TO DO:
Exact repetition of every entry is required.

/---

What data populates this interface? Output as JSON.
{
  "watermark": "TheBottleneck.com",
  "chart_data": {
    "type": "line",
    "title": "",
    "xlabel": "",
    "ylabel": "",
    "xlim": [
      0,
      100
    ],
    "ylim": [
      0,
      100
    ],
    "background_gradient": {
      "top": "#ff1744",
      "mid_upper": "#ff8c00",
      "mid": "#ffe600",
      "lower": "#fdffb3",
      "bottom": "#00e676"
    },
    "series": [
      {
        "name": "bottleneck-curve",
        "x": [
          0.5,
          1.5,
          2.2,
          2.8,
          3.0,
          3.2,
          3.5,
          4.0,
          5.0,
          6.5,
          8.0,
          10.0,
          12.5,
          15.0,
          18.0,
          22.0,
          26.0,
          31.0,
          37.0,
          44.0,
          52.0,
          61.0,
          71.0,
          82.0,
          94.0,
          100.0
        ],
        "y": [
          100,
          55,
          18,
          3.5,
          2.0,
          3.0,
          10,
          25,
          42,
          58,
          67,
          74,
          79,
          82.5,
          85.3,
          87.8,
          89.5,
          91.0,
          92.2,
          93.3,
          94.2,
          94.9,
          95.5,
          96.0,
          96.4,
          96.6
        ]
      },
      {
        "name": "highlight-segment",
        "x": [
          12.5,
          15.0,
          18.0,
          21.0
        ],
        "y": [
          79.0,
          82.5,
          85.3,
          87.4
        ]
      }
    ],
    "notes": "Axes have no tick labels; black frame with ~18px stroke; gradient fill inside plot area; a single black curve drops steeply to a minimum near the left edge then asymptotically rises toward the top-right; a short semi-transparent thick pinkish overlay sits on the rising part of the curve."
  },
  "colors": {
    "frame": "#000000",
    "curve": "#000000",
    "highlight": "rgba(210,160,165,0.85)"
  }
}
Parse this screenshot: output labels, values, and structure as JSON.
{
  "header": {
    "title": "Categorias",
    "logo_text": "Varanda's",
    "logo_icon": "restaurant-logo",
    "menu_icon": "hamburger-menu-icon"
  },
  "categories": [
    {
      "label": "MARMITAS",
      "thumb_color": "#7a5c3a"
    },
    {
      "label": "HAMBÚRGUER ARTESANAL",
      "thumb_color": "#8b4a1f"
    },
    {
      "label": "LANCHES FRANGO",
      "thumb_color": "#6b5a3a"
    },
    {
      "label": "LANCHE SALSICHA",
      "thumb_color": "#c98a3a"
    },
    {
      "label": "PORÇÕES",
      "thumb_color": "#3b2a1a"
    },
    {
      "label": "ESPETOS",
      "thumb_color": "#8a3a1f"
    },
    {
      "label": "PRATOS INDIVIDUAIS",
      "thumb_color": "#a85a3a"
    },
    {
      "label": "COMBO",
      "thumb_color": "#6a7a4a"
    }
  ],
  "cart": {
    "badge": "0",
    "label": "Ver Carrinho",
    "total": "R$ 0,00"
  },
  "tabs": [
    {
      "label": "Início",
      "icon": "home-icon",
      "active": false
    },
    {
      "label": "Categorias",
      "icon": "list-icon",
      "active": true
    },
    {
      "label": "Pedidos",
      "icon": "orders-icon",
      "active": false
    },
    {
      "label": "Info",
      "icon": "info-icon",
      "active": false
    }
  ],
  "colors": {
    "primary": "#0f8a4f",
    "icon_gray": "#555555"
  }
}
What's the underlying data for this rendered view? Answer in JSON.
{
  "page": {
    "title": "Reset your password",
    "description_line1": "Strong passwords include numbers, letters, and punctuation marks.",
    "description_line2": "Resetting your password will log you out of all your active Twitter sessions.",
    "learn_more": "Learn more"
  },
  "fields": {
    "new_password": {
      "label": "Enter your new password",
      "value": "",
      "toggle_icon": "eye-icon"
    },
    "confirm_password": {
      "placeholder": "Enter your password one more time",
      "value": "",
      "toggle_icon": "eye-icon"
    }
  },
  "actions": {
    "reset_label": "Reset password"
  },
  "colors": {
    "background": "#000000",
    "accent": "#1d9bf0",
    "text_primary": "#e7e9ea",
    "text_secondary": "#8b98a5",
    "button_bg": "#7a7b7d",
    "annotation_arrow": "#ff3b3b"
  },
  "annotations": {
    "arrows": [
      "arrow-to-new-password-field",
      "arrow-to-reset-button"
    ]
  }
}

\---

RESULT BELOW:
What data populates this interface? Output as JSON.
{
  "watermark": "TheBottleneck.com",
  "chart_data": {
    "type": "line",
    "title": "",
    "xlabel": "",
    "ylabel": "",
    "xlim": [
      0,
      100
    ],
    "ylim": [
      0,
      100
    ],
    "background_gradient": {
      "top": "#ff1744",
      "mid_upper": "#ff8c00",
      "mid": "#ffe600",
      "lower": "#fdffb3",
      "bottom": "#00e676"
    },
    "series": [
      {
        "name": "bottleneck-curve",
        "x": [
          0.5,
          1.5,
          2.2,
          2.8,
          3.0,
          3.2,
          3.5,
          4.0,
          5.0,
          6.5,
          8.0,
          10.0,
          12.5,
          15.0,
          18.0,
          22.0,
          26.0,
          31.0,
          37.0,
          44.0,
          52.0,
          61.0,
          71.0,
          82.0,
          94.0,
          100.0
        ],
        "y": [
          100,
          55,
          18,
          3.5,
          2.0,
          3.0,
          10,
          25,
          42,
          58,
          67,
          74,
          79,
          82.5,
          85.3,
          87.8,
          89.5,
          91.0,
          92.2,
          93.3,
          94.2,
          94.9,
          95.5,
          96.0,
          96.4,
          96.6
        ]
      },
      {
        "name": "highlight-segment",
        "x": [
          12.5,
          15.0,
          18.0,
          21.0
        ],
        "y": [
          79.0,
          82.5,
          85.3,
          87.4
        ]
      }
    ],
    "notes": "Axes have no tick labels; black frame with ~18px stroke; gradient fill inside plot area; a single black curve drops steeply to a minimum near the left edge then asymptotically rises toward the top-right; a short semi-transparent thick pinkish overlay sits on the rising part of the curve."
  },
  "colors": {
    "frame": "#000000",
    "curve": "#000000",
    "highlight": "rgba(210,160,165,0.85)"
  }
}
Parse this screenshot: output labels, values, and structure as JSON.
{
  "header": {
    "title": "Categorias",
    "logo_text": "Varanda's",
    "logo_icon": "restaurant-logo",
    "menu_icon": "hamburger-menu-icon"
  },
  "categories": [
    {
      "label": "MARMITAS",
      "thumb_color": "#7a5c3a"
    },
    {
      "label": "HAMBÚRGUER ARTESANAL",
      "thumb_color": "#8b4a1f"
    },
    {
      "label": "LANCHES FRANGO",
      "thumb_color": "#6b5a3a"
    },
    {
      "label": "LANCHE SALSICHA",
      "thumb_color": "#c98a3a"
    },
    {
      "label": "PORÇÕES",
      "thumb_color": "#3b2a1a"
    },
    {
      "label": "ESPETOS",
      "thumb_color": "#8a3a1f"
    },
    {
      "label": "PRATOS INDIVIDUAIS",
      "thumb_color": "#a85a3a"
    },
    {
      "label": "COMBO",
      "thumb_color": "#6a7a4a"
    }
  ],
  "cart": {
    "badge": "0",
    "label": "Ver Carrinho",
    "total": "R$ 0,00"
  },
  "tabs": [
    {
      "label": "Início",
      "icon": "home-icon",
      "active": false
    },
    {
      "label": "Categorias",
      "icon": "list-icon",
      "active": true
    },
    {
      "label": "Pedidos",
      "icon": "orders-icon",
      "active": false
    },
    {
      "label": "Info",
      "icon": "info-icon",
      "active": false
    }
  ],
  "colors": {
    "primary": "#0f8a4f",
    "icon_gray": "#555555"
  }
}
What's the underlying data for this rendered view? Answer in JSON.
{
  "page": {
    "title": "Reset your password",
    "description_line1": "Strong passwords include numbers, letters, and punctuation marks.",
    "description_line2": "Resetting your password will log you out of all your active Twitter sessions.",
    "learn_more": "Learn more"
  },
  "fields": {
    "new_password": {
      "label": "Enter your new password",
      "value": "",
      "toggle_icon": "eye-icon"
    },
    "confirm_password": {
      "placeholder": "Enter your password one more time",
      "value": "",
      "toggle_icon": "eye-icon"
    }
  },
  "actions": {
    "reset_label": "Reset password"
  },
  "colors": {
    "background": "#000000",
    "accent": "#1d9bf0",
    "text_primary": "#e7e9ea",
    "text_secondary": "#8b98a5",
    "button_bg": "#7a7b7d",
    "annotation_arrow": "#ff3b3b"
  },
  "annotations": {
    "arrows": [
      "arrow-to-new-password-field",
      "arrow-to-reset-button"
    ]
  }
}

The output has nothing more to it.